STATED GOAL: Starting at the line that contains "Give me a plain-text", transcribe every remaining line of the entries exactly, including the last one.

--- begin ITEMS ---

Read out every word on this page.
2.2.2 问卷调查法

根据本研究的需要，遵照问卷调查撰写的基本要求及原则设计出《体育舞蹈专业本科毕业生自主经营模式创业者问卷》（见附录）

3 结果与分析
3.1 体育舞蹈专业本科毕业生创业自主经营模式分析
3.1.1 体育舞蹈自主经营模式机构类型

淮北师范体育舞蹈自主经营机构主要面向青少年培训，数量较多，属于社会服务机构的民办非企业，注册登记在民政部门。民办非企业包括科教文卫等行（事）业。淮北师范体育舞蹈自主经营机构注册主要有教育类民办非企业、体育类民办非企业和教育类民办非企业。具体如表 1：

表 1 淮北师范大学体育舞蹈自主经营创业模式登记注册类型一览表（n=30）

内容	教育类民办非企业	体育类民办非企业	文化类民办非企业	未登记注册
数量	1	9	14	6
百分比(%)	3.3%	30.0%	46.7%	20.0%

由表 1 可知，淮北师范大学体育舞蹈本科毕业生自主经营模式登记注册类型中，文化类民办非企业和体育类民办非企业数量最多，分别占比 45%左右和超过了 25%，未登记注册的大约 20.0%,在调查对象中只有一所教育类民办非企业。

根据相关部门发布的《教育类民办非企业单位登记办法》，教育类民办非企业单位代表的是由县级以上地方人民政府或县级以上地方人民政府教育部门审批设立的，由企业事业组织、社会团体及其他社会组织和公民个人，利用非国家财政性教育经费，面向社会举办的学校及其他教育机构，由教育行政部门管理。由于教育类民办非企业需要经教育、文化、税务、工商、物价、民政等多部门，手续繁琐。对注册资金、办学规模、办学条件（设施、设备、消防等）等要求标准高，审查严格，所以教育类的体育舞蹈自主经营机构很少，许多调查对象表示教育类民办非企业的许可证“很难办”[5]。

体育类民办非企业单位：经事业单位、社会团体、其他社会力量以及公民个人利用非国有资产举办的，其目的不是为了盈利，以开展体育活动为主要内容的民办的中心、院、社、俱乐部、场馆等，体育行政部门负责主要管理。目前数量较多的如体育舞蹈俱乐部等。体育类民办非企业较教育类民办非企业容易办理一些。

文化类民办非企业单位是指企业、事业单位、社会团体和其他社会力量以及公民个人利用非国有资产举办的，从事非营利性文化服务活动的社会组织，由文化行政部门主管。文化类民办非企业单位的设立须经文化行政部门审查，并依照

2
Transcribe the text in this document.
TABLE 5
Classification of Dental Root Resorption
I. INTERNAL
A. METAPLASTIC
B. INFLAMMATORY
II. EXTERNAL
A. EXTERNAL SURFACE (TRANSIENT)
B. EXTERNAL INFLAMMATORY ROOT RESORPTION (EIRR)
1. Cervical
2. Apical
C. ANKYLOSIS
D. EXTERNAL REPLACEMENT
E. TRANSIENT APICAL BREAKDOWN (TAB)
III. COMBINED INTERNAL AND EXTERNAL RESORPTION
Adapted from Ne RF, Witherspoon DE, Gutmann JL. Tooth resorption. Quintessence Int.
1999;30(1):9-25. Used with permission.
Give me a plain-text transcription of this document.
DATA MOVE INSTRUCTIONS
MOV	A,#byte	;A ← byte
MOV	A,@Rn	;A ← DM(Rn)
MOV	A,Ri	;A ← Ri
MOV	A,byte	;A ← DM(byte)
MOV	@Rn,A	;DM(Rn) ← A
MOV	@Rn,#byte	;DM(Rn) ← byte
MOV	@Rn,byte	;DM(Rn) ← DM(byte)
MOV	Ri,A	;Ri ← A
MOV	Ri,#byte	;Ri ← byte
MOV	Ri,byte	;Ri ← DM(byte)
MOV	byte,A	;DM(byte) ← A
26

--- end ITEMS ---

RESPONSE TO THIS EXERCISE:
Give me a plain-text transcription of this document.
DATA MOVE INSTRUCTIONS
MOV	A,#byte	;A ← byte
MOV	A,@Rn	;A ← DM(Rn)
MOV	A,Ri	;A ← Ri
MOV	A,byte	;A ← DM(byte)
MOV	@Rn,A	;DM(Rn) ← A
MOV	@Rn,#byte	;DM(Rn) ← byte
MOV	@Rn,byte	;DM(Rn) ← DM(byte)
MOV	Ri,A	;Ri ← A
MOV	Ri,#byte	;Ri ← byte
MOV	Ri,byte	;Ri ← DM(byte)
MOV	byte,A	;DM(byte) ← A
26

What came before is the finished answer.